• **SOURCE RECORDS**
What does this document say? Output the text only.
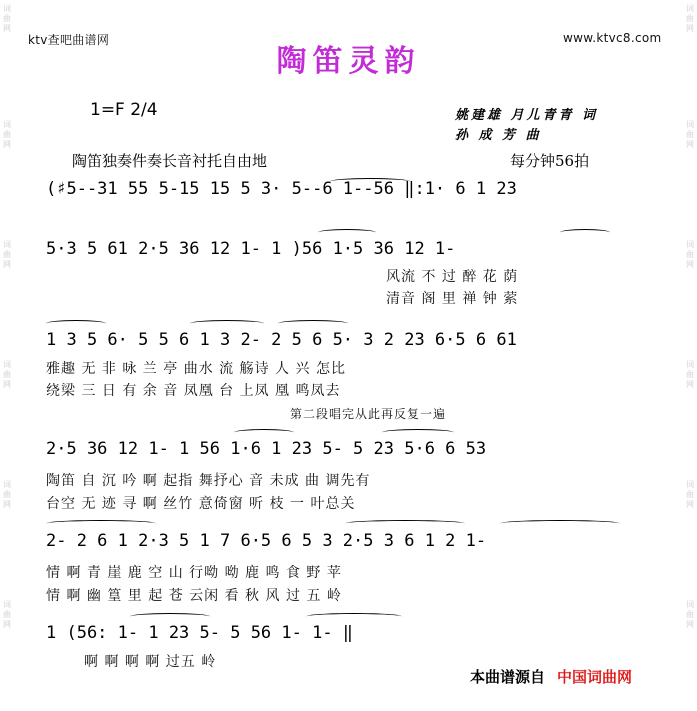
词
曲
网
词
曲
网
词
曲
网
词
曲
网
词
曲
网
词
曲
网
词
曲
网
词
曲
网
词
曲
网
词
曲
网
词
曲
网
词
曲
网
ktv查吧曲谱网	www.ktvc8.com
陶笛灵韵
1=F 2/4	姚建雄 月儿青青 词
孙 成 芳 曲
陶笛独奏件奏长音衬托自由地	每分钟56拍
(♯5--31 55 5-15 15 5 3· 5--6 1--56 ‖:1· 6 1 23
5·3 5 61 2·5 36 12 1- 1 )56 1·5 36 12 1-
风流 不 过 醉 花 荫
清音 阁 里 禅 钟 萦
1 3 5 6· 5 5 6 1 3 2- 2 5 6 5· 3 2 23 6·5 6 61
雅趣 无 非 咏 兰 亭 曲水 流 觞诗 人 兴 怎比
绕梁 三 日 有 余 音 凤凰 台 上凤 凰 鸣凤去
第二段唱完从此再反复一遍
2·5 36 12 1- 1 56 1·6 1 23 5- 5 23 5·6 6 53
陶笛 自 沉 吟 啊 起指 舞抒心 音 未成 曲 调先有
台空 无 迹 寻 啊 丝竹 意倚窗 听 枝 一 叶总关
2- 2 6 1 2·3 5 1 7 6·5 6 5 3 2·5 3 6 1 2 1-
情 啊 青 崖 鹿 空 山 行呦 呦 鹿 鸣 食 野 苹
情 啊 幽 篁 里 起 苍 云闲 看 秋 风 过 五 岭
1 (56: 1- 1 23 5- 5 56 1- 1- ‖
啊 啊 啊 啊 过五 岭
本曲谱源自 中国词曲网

• **WHAT YOU WILL DO**
Will you restate every entry word for word and omit the images?

• **COMPLETE ANSWER**
What does this document say? Output the text only.
词
曲
网
词
曲
网
词
曲
网
词
曲
网
词
曲
网
词
曲
网
词
曲
网
词
曲
网
词
曲
网
词
曲
网
词
曲
网
词
曲
网
ktv查吧曲谱网	www.ktvc8.com
陶笛灵韵
1=F 2/4	姚建雄 月儿青青 词
孙 成 芳 曲
陶笛独奏件奏长音衬托自由地	每分钟56拍
(♯5--31 55 5-15 15 5 3· 5--6 1--56 ‖:1· 6 1 23
5·3 5 61 2·5 36 12 1- 1 )56 1·5 36 12 1-
风流 不 过 醉 花 荫
清音 阁 里 禅 钟 萦
1 3 5 6· 5 5 6 1 3 2- 2 5 6 5· 3 2 23 6·5 6 61
雅趣 无 非 咏 兰 亭 曲水 流 觞诗 人 兴 怎比
绕梁 三 日 有 余 音 凤凰 台 上凤 凰 鸣凤去
第二段唱完从此再反复一遍
2·5 36 12 1- 1 56 1·6 1 23 5- 5 23 5·6 6 53
陶笛 自 沉 吟 啊 起指 舞抒心 音 未成 曲 调先有
台空 无 迹 寻 啊 丝竹 意倚窗 听 枝 一 叶总关
2- 2 6 1 2·3 5 1 7 6·5 6 5 3 2·5 3 6 1 2 1-
情 啊 青 崖 鹿 空 山 行呦 呦 鹿 鸣 食 野 苹
情 啊 幽 篁 里 起 苍 云闲 看 秋 风 过 五 岭
1 (56: 1- 1 23 5- 5 56 1- 1- ‖
啊 啊 啊 啊 过五 岭
本曲谱源自 中国词曲网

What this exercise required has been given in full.